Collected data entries
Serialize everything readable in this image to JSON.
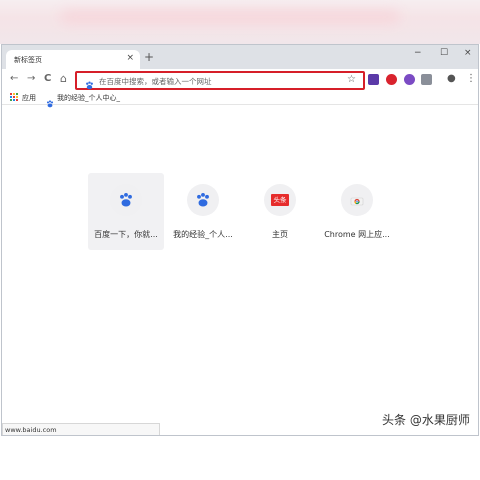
{
  "tab": {
    "title": "新标签页",
    "close": "×",
    "new_tab": "+"
  },
  "window_controls": {
    "minimize": "−",
    "maximize": "☐",
    "close": "×"
  },
  "nav": {
    "back": "←",
    "forward": "→",
    "reload": "C",
    "home": "⌂"
  },
  "omnibox": {
    "placeholder": "在百度中搜索，或者输入一个网址",
    "star": "☆"
  },
  "extensions": [
    {
      "name": "ext-1",
      "color": "#5b3aa8"
    },
    {
      "name": "ext-2",
      "color": "#d9232e"
    },
    {
      "name": "ext-3",
      "color": "#7b4bc4"
    },
    {
      "name": "ext-4",
      "color": "#8a8f99"
    }
  ],
  "toolbar_right": {
    "profile": "●",
    "menu": "⋮"
  },
  "bookmarks": {
    "apps_label": "应用",
    "item_label": "我的经验_个人中心_"
  },
  "tiles": [
    {
      "label": "百度一下，你就...",
      "icon": "baidu-paw-icon"
    },
    {
      "label": "我的经验_个人...",
      "icon": "baidu-paw-icon"
    },
    {
      "label": "主页",
      "icon": "toutiao-icon",
      "icon_text": "头条"
    },
    {
      "label": "Chrome 网上应...",
      "icon": "chrome-web-store-icon"
    }
  ],
  "status_bar": {
    "text": "www.baidu.com"
  },
  "watermark": {
    "text": "头条 @水果厨师"
  },
  "colors": {
    "omnibox_highlight": "#d61f29",
    "baidu_blue": "#2f6be0",
    "toutiao_red": "#e62c2c"
  }
}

Task requirements:
Without including any pictures, output all the entries above exactly.

Reply:
Serialize everything readable in this image to JSON.
{
  "tab": {
    "title": "新标签页",
    "close": "×",
    "new_tab": "+"
  },
  "window_controls": {
    "minimize": "−",
    "maximize": "☐",
    "close": "×"
  },
  "nav": {
    "back": "←",
    "forward": "→",
    "reload": "C",
    "home": "⌂"
  },
  "omnibox": {
    "placeholder": "在百度中搜索，或者输入一个网址",
    "star": "☆"
  },
  "extensions": [
    {
      "name": "ext-1",
      "color": "#5b3aa8"
    },
    {
      "name": "ext-2",
      "color": "#d9232e"
    },
    {
      "name": "ext-3",
      "color": "#7b4bc4"
    },
    {
      "name": "ext-4",
      "color": "#8a8f99"
    }
  ],
  "toolbar_right": {
    "profile": "●",
    "menu": "⋮"
  },
  "bookmarks": {
    "apps_label": "应用",
    "item_label": "我的经验_个人中心_"
  },
  "tiles": [
    {
      "label": "百度一下，你就...",
      "icon": "baidu-paw-icon"
    },
    {
      "label": "我的经验_个人...",
      "icon": "baidu-paw-icon"
    },
    {
      "label": "主页",
      "icon": "toutiao-icon",
      "icon_text": "头条"
    },
    {
      "label": "Chrome 网上应...",
      "icon": "chrome-web-store-icon"
    }
  ],
  "status_bar": {
    "text": "www.baidu.com"
  },
  "watermark": {
    "text": "头条 @水果厨师"
  },
  "colors": {
    "omnibox_highlight": "#d61f29",
    "baidu_blue": "#2f6be0",
    "toutiao_red": "#e62c2c"
  }
}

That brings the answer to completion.